Source document:
※ ※ ※
State v. Jones, 267 N.C. 434 (1966)

May 25, 1966 · Supreme Court of North Carolina
267 N.C. 434

STATE OF NORTH CAROLINA v. JOHN HENRY JONES.

(Filed 25 May, 1966.)

Appeal by defendant from McLean, J., January 4, 1966, Regular Schedule A Criminal Session of Mecklenburg.

Defendant, together with one James Clarence Hallman, was tried upon a bill of indictment charging (1) that on October 28, 1965, with the intent to commit a felony therein, he did break and enter the building of Lucenda Blackmon wherein she conducted a restaurant known as Chick-N-Ribs; and (2) that on the same day he did unlawfully steal and carry away from the premises of Lucenda Blackmon 10 cases of beer valued at $38.00.

The State’s evidence tended to show: Jones was the cook at the Chick-N-Ribs; Hallman was the delivery boy. When the restaurant closed at 1:30 a.m., they remained in the parking lot. Shortly after 2:00 a.m., a taxi driver observed Jones and Hallman inside the restaurant. He notified the police who arrived just as the two left in a station wagon. A kitchen window and the door to the storage room, wherein beer and other items for sale were kept, had been broken. Several cases of beer valued at $57.45 were missing. When Jones and Hallman were apprehended in the station wagon approximately one and one-half hours later, Jones had been drinking and Hallman was drunk. No beer, however, was found in the vehicle. Each defendant, testifying in his own behalf, denied that he had broken into the restaurant. Defendant Jones, on cross-examination, admitted previous convictions of robbery, forgery, breaking and entering, resisting arrest, carrying a concealed weapon, and violations of the automobile laws.

The jury acquitted defendants on the second count and convicted them of the felony charged in the first count. From a judgment of imprisonment, defendant Jones appeals.

*435 T. W. Bruton, Attorney General and Millard R. Rich, Jr., Assistant Attorney General for the State.
※ ※ ※
What is needed: Retype the text of the State v. Jones opinion between "STATE OF NORTH" and "Session of Mecklenburg.", inclusive. The entries that follow are not required for this work.

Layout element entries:
※ ※ ※
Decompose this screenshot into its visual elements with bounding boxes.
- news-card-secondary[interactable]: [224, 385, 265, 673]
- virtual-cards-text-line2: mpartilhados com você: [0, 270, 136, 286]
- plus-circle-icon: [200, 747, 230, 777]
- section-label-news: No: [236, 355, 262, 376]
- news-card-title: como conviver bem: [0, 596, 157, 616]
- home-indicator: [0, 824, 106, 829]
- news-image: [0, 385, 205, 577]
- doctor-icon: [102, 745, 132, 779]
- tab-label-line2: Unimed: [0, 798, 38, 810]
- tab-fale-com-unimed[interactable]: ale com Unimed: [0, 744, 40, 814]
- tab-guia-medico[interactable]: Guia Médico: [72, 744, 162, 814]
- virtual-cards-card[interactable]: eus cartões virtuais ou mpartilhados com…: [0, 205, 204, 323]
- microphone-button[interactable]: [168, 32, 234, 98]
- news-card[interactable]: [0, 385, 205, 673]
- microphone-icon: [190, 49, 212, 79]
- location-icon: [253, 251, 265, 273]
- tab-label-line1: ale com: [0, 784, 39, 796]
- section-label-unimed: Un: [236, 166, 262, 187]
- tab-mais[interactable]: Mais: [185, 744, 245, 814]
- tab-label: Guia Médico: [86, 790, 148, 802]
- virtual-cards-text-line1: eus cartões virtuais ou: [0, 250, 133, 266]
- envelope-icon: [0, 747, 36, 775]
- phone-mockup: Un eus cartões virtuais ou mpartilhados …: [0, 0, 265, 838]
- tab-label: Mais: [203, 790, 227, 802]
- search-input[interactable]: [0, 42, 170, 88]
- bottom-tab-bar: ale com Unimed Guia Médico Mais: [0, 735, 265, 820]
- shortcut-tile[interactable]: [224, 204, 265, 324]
※ ※ ※
Answer to this task:
STATE OF NORTH CAROLINA v. JOHN HENRY JONES.

(Filed 25 May, 1966.)

Appeal by defendant from McLean, J., January 4, 1966, Regular Schedule A Criminal Session of Mecklenburg.